Exercise goal: Reproduce the records. Keep every word exact and include no images.

[Data items]
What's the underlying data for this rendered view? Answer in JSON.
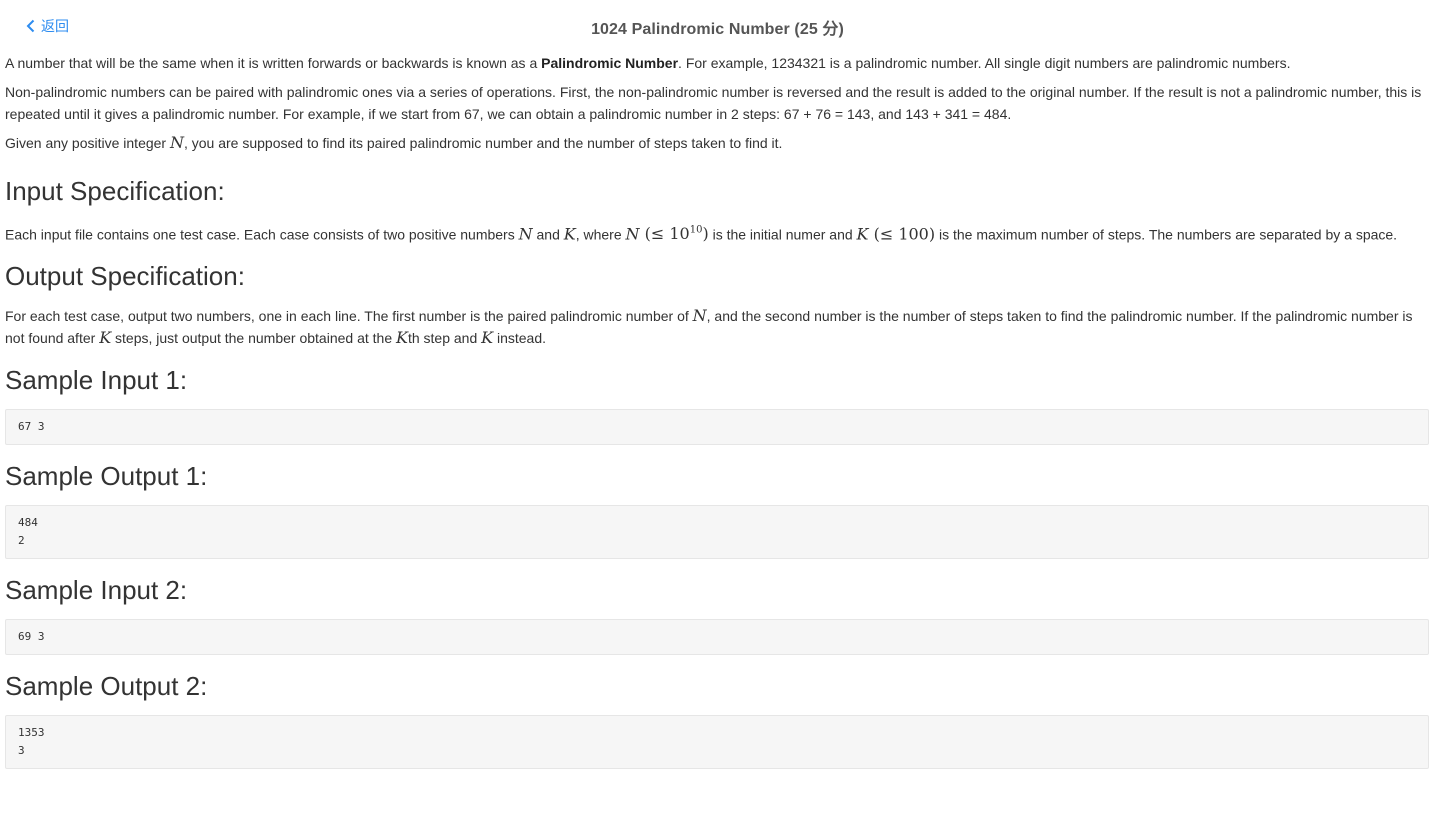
{
  "header": {
    "back_label": "返回",
    "title": "1024 Palindromic Number (25 分)"
  },
  "problem": {
    "p1_before": "A number that will be the same when it is written forwards or backwards is known as a ",
    "p1_bold": "Palindromic Number",
    "p1_after": ". For example, 1234321 is a palindromic number. All single digit numbers are palindromic numbers.",
    "p2": "Non-palindromic numbers can be paired with palindromic ones via a series of operations. First, the non-palindromic number is reversed and the result is added to the original number. If the result is not a palindromic number, this is repeated until it gives a palindromic number. For example, if we start from 67, we can obtain a palindromic number in 2 steps: 67 + 76 = 143, and 143 + 341 = 484.",
    "p3_before": "Given any positive integer ",
    "p3_var": "N",
    "p3_after": ", you are supposed to find its paired palindromic number and the number of steps taken to find it."
  },
  "input_spec": {
    "heading": "Input Specification:",
    "t1": "Each input file contains one test case. Each case consists of two positive numbers ",
    "v_n": "N",
    "t2": " and ",
    "v_k": "K",
    "t3": ", where ",
    "v_n2": "N",
    "m1": " (≤ 10",
    "m1_sup": "10",
    "m1_end": ")",
    "t4": " is the initial numer and ",
    "v_k2": "K",
    "m2": " (≤ 100)",
    "t5": " is the maximum number of steps. The numbers are separated by a space."
  },
  "output_spec": {
    "heading": "Output Specification:",
    "t1": "For each test case, output two numbers, one in each line. The first number is the paired palindromic number of ",
    "v_n": "N",
    "t2": ", and the second number is the number of steps taken to find the palindromic number. If the palindromic number is not found after ",
    "v_k": "K",
    "t3": " steps, just output the number obtained at the ",
    "v_k2": "K",
    "t4": "th step and ",
    "v_k3": "K",
    "t5": " instead."
  },
  "samples": {
    "input1_heading": "Sample Input 1:",
    "input1": "67 3",
    "output1_heading": "Sample Output 1:",
    "output1": "484\n2",
    "input2_heading": "Sample Input 2:",
    "input2": "69 3",
    "output2_heading": "Sample Output 2:",
    "output2": "1353\n3"
  }
}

Solution below:
What's the underlying data for this rendered view? Answer in JSON.
{
  "header": {
    "back_label": "返回",
    "title": "1024 Palindromic Number (25 分)"
  },
  "problem": {
    "p1_before": "A number that will be the same when it is written forwards or backwards is known as a ",
    "p1_bold": "Palindromic Number",
    "p1_after": ". For example, 1234321 is a palindromic number. All single digit numbers are palindromic numbers.",
    "p2": "Non-palindromic numbers can be paired with palindromic ones via a series of operations. First, the non-palindromic number is reversed and the result is added to the original number. If the result is not a palindromic number, this is repeated until it gives a palindromic number. For example, if we start from 67, we can obtain a palindromic number in 2 steps: 67 + 76 = 143, and 143 + 341 = 484.",
    "p3_before": "Given any positive integer ",
    "p3_var": "N",
    "p3_after": ", you are supposed to find its paired palindromic number and the number of steps taken to find it."
  },
  "input_spec": {
    "heading": "Input Specification:",
    "t1": "Each input file contains one test case. Each case consists of two positive numbers ",
    "v_n": "N",
    "t2": " and ",
    "v_k": "K",
    "t3": ", where ",
    "v_n2": "N",
    "m1": " (≤ 10",
    "m1_sup": "10",
    "m1_end": ")",
    "t4": " is the initial numer and ",
    "v_k2": "K",
    "m2": " (≤ 100)",
    "t5": " is the maximum number of steps. The numbers are separated by a space."
  },
  "output_spec": {
    "heading": "Output Specification:",
    "t1": "For each test case, output two numbers, one in each line. The first number is the paired palindromic number of ",
    "v_n": "N",
    "t2": ", and the second number is the number of steps taken to find the palindromic number. If the palindromic number is not found after ",
    "v_k": "K",
    "t3": " steps, just output the number obtained at the ",
    "v_k2": "K",
    "t4": "th step and ",
    "v_k3": "K",
    "t5": " instead."
  },
  "samples": {
    "input1_heading": "Sample Input 1:",
    "input1": "67 3",
    "output1_heading": "Sample Output 1:",
    "output1": "484\n2",
    "input2_heading": "Sample Input 2:",
    "input2": "69 3",
    "output2_heading": "Sample Output 2:",
    "output2": "1353\n3"
  }
}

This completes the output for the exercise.